### Prompt
Copy out all the entries exactly.

[BEGIN Supplied records]

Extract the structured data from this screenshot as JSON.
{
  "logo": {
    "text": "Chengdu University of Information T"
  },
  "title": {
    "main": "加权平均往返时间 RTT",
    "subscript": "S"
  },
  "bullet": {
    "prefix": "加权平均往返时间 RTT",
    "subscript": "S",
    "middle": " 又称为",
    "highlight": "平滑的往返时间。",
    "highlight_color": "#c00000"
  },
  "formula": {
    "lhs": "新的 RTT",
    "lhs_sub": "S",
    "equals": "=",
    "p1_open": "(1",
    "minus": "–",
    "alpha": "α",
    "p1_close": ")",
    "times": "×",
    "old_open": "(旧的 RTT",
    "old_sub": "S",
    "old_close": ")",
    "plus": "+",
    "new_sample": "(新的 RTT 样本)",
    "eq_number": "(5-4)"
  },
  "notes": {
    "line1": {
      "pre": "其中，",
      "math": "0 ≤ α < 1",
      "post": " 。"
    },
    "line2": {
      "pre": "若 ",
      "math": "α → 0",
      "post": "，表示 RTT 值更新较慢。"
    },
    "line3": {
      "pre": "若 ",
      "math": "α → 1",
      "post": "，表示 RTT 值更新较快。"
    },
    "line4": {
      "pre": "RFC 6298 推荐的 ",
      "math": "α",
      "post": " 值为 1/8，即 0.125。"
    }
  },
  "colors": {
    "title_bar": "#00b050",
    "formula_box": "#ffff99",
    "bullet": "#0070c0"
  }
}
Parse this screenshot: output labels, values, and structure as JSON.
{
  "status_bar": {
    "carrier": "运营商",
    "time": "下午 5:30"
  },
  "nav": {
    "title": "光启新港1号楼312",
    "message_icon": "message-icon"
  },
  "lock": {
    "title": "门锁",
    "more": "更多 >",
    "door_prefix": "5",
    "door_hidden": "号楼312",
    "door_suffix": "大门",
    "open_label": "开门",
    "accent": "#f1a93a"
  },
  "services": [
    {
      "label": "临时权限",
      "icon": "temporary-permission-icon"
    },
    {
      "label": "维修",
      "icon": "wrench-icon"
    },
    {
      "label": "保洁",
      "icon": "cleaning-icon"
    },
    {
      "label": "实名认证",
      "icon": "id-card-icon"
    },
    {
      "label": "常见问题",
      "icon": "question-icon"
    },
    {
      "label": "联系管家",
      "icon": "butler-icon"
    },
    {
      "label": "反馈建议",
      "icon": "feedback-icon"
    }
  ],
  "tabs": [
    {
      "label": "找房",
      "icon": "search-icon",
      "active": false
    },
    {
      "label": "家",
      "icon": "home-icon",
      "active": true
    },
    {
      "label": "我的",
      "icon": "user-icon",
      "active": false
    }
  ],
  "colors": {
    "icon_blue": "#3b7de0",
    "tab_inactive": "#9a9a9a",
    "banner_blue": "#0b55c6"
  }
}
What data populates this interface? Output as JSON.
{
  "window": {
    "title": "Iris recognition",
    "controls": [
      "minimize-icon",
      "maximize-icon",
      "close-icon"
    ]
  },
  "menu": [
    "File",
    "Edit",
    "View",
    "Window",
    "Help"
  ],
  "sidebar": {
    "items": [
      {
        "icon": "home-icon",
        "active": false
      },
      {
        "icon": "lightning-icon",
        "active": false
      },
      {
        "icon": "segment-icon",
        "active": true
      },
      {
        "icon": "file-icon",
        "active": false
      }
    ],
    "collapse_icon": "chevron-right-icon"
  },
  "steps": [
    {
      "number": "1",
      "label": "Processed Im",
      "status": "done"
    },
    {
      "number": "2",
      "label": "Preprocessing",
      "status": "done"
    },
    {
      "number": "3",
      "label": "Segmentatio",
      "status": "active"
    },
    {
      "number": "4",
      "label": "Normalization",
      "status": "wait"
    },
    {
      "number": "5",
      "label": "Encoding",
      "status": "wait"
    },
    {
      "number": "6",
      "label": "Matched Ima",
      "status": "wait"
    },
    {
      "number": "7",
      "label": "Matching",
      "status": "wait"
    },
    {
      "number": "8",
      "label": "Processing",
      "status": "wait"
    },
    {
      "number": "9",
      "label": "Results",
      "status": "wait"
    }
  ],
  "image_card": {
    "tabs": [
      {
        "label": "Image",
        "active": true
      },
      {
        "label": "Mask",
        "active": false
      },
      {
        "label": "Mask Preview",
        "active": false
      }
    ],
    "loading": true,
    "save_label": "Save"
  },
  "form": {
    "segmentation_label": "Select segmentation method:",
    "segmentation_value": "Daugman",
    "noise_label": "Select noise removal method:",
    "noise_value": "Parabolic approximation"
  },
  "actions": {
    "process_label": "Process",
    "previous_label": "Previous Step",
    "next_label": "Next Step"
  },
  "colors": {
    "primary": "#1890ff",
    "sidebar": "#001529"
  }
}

[END Supplied records]

### Exercise solution
Extract the structured data from this screenshot as JSON.
{
  "logo": {
    "text": "Chengdu University of Information T"
  },
  "title": {
    "main": "加权平均往返时间 RTT",
    "subscript": "S"
  },
  "bullet": {
    "prefix": "加权平均往返时间 RTT",
    "subscript": "S",
    "middle": " 又称为",
    "highlight": "平滑的往返时间。",
    "highlight_color": "#c00000"
  },
  "formula": {
    "lhs": "新的 RTT",
    "lhs_sub": "S",
    "equals": "=",
    "p1_open": "(1",
    "minus": "–",
    "alpha": "α",
    "p1_close": ")",
    "times": "×",
    "old_open": "(旧的 RTT",
    "old_sub": "S",
    "old_close": ")",
    "plus": "+",
    "new_sample": "(新的 RTT 样本)",
    "eq_number": "(5-4)"
  },
  "notes": {
    "line1": {
      "pre": "其中，",
      "math": "0 ≤ α < 1",
      "post": " 。"
    },
    "line2": {
      "pre": "若 ",
      "math": "α → 0",
      "post": "，表示 RTT 值更新较慢。"
    },
    "line3": {
      "pre": "若 ",
      "math": "α → 1",
      "post": "，表示 RTT 值更新较快。"
    },
    "line4": {
      "pre": "RFC 6298 推荐的 ",
      "math": "α",
      "post": " 值为 1/8，即 0.125。"
    }
  },
  "colors": {
    "title_bar": "#00b050",
    "formula_box": "#ffff99",
    "bullet": "#0070c0"
  }
}
Parse this screenshot: output labels, values, and structure as JSON.
{
  "status_bar": {
    "carrier": "运营商",
    "time": "下午 5:30"
  },
  "nav": {
    "title": "光启新港1号楼312",
    "message_icon": "message-icon"
  },
  "lock": {
    "title": "门锁",
    "more": "更多 >",
    "door_prefix": "5",
    "door_hidden": "号楼312",
    "door_suffix": "大门",
    "open_label": "开门",
    "accent": "#f1a93a"
  },
  "services": [
    {
      "label": "临时权限",
      "icon": "temporary-permission-icon"
    },
    {
      "label": "维修",
      "icon": "wrench-icon"
    },
    {
      "label": "保洁",
      "icon": "cleaning-icon"
    },
    {
      "label": "实名认证",
      "icon": "id-card-icon"
    },
    {
      "label": "常见问题",
      "icon": "question-icon"
    },
    {
      "label": "联系管家",
      "icon": "butler-icon"
    },
    {
      "label": "反馈建议",
      "icon": "feedback-icon"
    }
  ],
  "tabs": [
    {
      "label": "找房",
      "icon": "search-icon",
      "active": false
    },
    {
      "label": "家",
      "icon": "home-icon",
      "active": true
    },
    {
      "label": "我的",
      "icon": "user-icon",
      "active": false
    }
  ],
  "colors": {
    "icon_blue": "#3b7de0",
    "tab_inactive": "#9a9a9a",
    "banner_blue": "#0b55c6"
  }
}
What data populates this interface? Output as JSON.
{
  "window": {
    "title": "Iris recognition",
    "controls": [
      "minimize-icon",
      "maximize-icon",
      "close-icon"
    ]
  },
  "menu": [
    "File",
    "Edit",
    "View",
    "Window",
    "Help"
  ],
  "sidebar": {
    "items": [
      {
        "icon": "home-icon",
        "active": false
      },
      {
        "icon": "lightning-icon",
        "active": false
      },
      {
        "icon": "segment-icon",
        "active": true
      },
      {
        "icon": "file-icon",
        "active": false
      }
    ],
    "collapse_icon": "chevron-right-icon"
  },
  "steps": [
    {
      "number": "1",
      "label": "Processed Im",
      "status": "done"
    },
    {
      "number": "2",
      "label": "Preprocessing",
      "status": "done"
    },
    {
      "number": "3",
      "label": "Segmentatio",
      "status": "active"
    },
    {
      "number": "4",
      "label": "Normalization",
      "status": "wait"
    },
    {
      "number": "5",
      "label": "Encoding",
      "status": "wait"
    },
    {
      "number": "6",
      "label": "Matched Ima",
      "status": "wait"
    },
    {
      "number": "7",
      "label": "Matching",
      "status": "wait"
    },
    {
      "number": "8",
      "label": "Processing",
      "status": "wait"
    },
    {
      "number": "9",
      "label": "Results",
      "status": "wait"
    }
  ],
  "image_card": {
    "tabs": [
      {
        "label": "Image",
        "active": true
      },
      {
        "label": "Mask",
        "active": false
      },
      {
        "label": "Mask Preview",
        "active": false
      }
    ],
    "loading": true,
    "save_label": "Save"
  },
  "form": {
    "segmentation_label": "Select segmentation method:",
    "segmentation_value": "Daugman",
    "noise_label": "Select noise removal method:",
    "noise_value": "Parabolic approximation"
  },
  "actions": {
    "process_label": "Process",
    "previous_label": "Previous Step",
    "next_label": "Next Step"
  },
  "colors": {
    "primary": "#1890ff",
    "sidebar": "#001529"
  }
}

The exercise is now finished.